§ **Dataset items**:
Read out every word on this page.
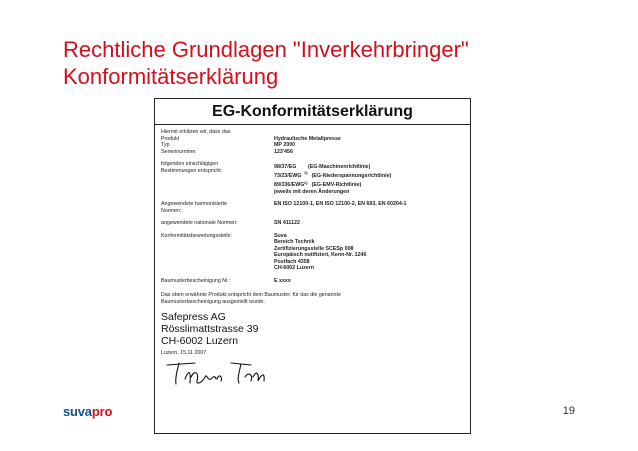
Rechtliche Grundlagen "Inverkehrbringer"
Konformitätserklärung
EG-Konformitätserklärung
Hiermit erklären wir, dass das
Produkt	Hydraulische Metallpresse
Typ	MP 2000
Seriennummer	123'456
folgenden einschlägigen
Bestimmungen entspricht:
98/37/EG (EG-Maschinenrichtlinie)
73/23/EWG$^{1)}$(EG-Niederspannungsrichtlinie)
89/336/EWG$^{2)}$(EG-EMV-Richtlinie)
jeweils mit deren Änderungen
Angewendete harmonisierte
Normen:
EN ISO 12100-1, EN ISO 12100-2, EN 693, EN 60204-1
angewendete nationale Normen:	SN 411122
Konformitätsbewertungsstelle:	Suva
Bereich Technik
Zertifizierungsstelle SCESp 008
Europäisch notifiziert, Kenn-Nr. 1246
Postfach 4358
CH-6002 Luzern
Baumusterbescheinigung Nr.:	E xxxx
Das oben erwähnte Produkt entspricht dem Baumuster, für das die genannte Baumusterbescheinigung ausgestellt wurde.
Safepress AG
Rösslimattstrasse 39
CH-6002 Luzern
Luzern, 15.11.2007
suvapro	19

§ **WORK TO DO**:
Quote the entries above word for word. Leave the images out.

§ **FINISHED EXERCISE**:
Read out every word on this page.
Rechtliche Grundlagen "Inverkehrbringer"
Konformitätserklärung
EG-Konformitätserklärung
Hiermit erklären wir, dass das
Produkt	Hydraulische Metallpresse
Typ	MP 2000
Seriennummer	123'456
folgenden einschlägigen
Bestimmungen entspricht:
98/37/EG (EG-Maschinenrichtlinie)
73/23/EWG$^{1)}$(EG-Niederspannungsrichtlinie)
89/336/EWG$^{2)}$(EG-EMV-Richtlinie)
jeweils mit deren Änderungen
Angewendete harmonisierte
Normen:
EN ISO 12100-1, EN ISO 12100-2, EN 693, EN 60204-1
angewendete nationale Normen:	SN 411122
Konformitätsbewertungsstelle:	Suva
Bereich Technik
Zertifizierungsstelle SCESp 008
Europäisch notifiziert, Kenn-Nr. 1246
Postfach 4358
CH-6002 Luzern
Baumusterbescheinigung Nr.:	E xxxx
Das oben erwähnte Produkt entspricht dem Baumuster, für das die genannte Baumusterbescheinigung ausgestellt wurde.
Safepress AG
Rösslimattstrasse 39
CH-6002 Luzern
Luzern, 15.11.2007
suvapro	19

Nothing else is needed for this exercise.